**WHAT NEEDS TO BE DONE**: Answer with a single number: how many lines in the listing below include "name"?
# START OF SUPPLIED DATA
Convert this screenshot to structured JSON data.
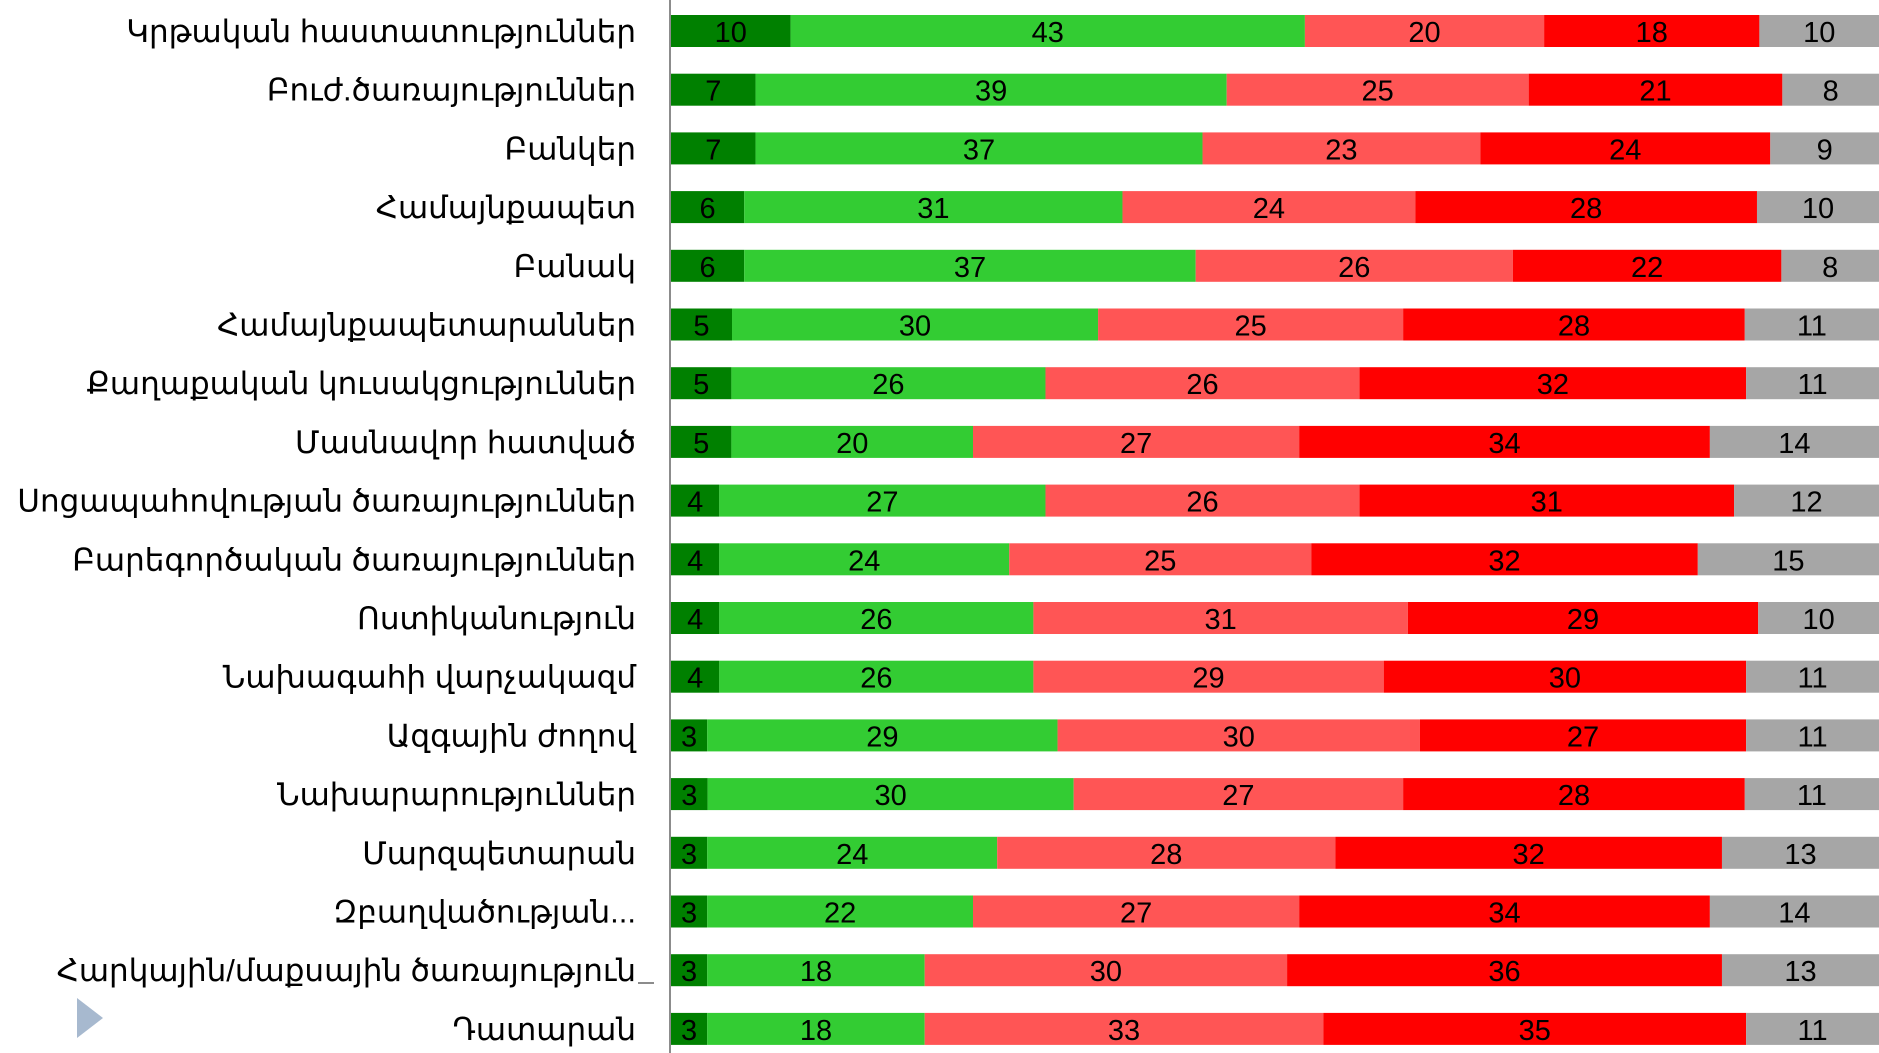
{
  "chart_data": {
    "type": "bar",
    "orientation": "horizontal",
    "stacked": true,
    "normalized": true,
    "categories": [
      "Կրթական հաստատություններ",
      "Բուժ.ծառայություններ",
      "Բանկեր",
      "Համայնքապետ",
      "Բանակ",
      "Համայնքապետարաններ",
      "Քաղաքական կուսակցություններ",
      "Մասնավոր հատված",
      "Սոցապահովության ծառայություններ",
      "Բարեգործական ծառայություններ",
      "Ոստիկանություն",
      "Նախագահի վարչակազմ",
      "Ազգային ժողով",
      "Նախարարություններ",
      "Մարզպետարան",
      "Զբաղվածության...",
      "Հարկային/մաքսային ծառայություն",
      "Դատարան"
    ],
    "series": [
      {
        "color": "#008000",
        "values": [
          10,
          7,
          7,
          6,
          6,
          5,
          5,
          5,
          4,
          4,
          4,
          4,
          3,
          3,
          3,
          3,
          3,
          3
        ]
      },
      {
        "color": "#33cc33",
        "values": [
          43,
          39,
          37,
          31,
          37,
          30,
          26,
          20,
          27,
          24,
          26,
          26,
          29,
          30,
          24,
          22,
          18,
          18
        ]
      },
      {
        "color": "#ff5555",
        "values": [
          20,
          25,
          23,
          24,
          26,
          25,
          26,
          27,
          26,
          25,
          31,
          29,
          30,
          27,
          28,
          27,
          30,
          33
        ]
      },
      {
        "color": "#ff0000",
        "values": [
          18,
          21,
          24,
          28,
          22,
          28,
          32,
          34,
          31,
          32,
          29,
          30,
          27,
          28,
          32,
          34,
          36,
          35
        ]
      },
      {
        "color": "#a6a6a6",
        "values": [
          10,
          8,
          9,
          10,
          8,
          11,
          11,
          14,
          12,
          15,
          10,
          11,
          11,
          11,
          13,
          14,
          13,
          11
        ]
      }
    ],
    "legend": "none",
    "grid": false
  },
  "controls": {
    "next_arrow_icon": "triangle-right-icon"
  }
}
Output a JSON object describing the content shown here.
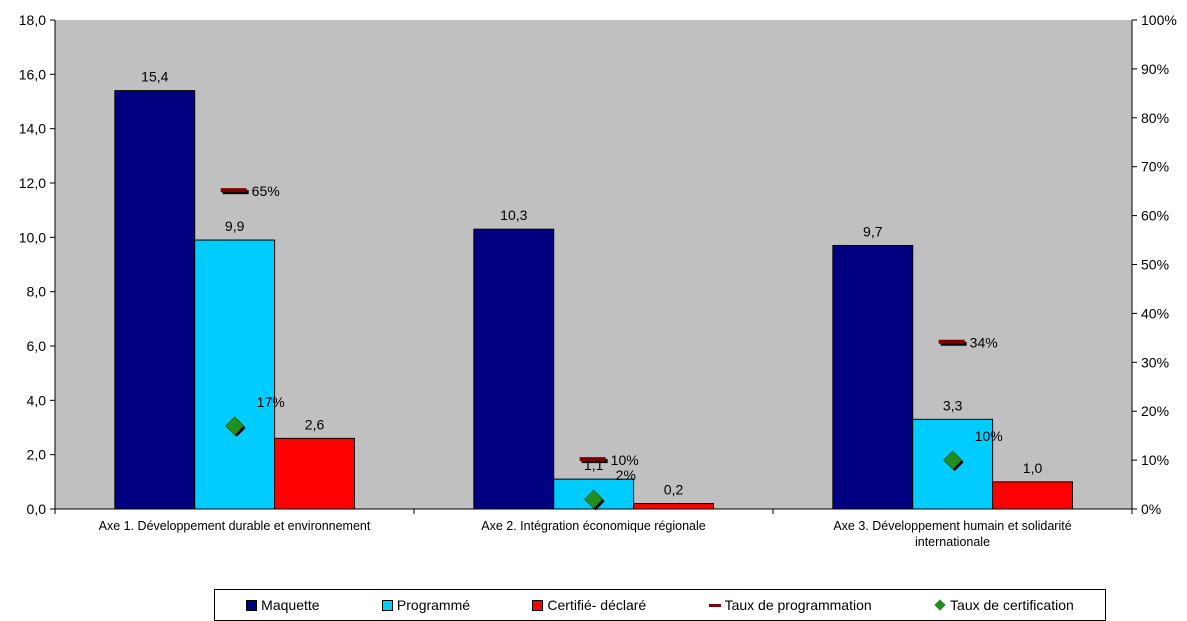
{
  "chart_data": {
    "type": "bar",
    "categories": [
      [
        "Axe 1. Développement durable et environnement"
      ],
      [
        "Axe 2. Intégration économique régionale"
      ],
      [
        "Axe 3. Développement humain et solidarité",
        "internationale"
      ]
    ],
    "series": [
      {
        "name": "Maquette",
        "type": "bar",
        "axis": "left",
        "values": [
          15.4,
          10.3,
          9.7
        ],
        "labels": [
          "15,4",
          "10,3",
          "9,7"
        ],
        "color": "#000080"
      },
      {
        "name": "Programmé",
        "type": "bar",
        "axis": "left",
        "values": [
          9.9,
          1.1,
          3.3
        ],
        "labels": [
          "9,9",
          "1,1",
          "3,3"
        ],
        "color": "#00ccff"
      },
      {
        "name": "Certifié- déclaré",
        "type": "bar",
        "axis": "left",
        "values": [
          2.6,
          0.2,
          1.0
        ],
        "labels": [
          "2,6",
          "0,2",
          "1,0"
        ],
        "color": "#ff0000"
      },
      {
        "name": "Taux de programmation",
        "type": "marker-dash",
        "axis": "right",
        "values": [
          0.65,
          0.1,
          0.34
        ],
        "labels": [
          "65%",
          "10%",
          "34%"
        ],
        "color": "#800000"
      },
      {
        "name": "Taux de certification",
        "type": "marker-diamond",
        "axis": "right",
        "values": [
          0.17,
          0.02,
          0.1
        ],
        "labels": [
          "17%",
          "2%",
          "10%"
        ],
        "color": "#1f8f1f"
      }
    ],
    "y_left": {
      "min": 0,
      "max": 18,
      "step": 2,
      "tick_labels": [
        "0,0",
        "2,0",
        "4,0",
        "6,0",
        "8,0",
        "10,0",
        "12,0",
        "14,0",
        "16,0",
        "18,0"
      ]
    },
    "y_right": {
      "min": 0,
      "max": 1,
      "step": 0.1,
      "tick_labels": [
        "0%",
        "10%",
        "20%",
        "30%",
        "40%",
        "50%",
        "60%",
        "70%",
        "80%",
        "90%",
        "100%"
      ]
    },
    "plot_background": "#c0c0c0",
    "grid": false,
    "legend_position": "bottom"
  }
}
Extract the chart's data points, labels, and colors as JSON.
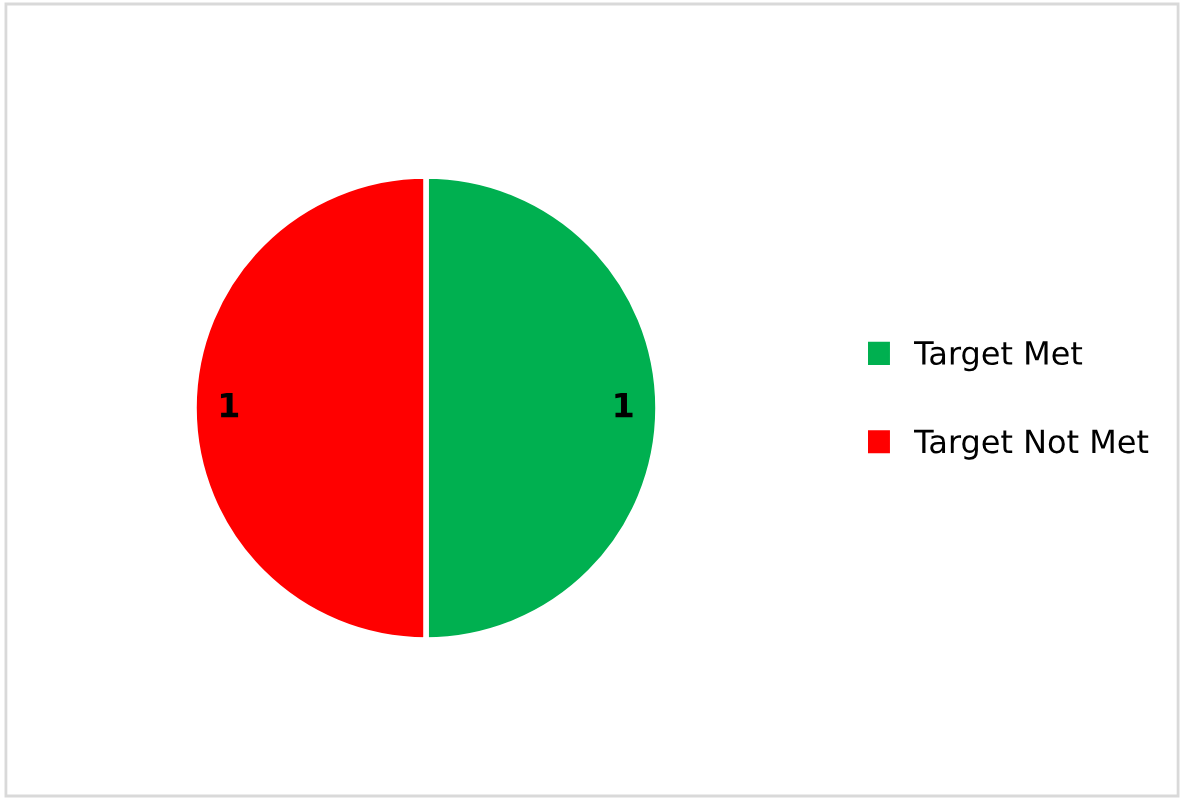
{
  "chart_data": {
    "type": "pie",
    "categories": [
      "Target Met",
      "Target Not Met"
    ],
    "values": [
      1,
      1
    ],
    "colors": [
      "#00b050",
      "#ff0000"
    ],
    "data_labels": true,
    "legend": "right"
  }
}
# END OF SUPPLIED DATA
**ANSWER TO THE PROBLEM**: 5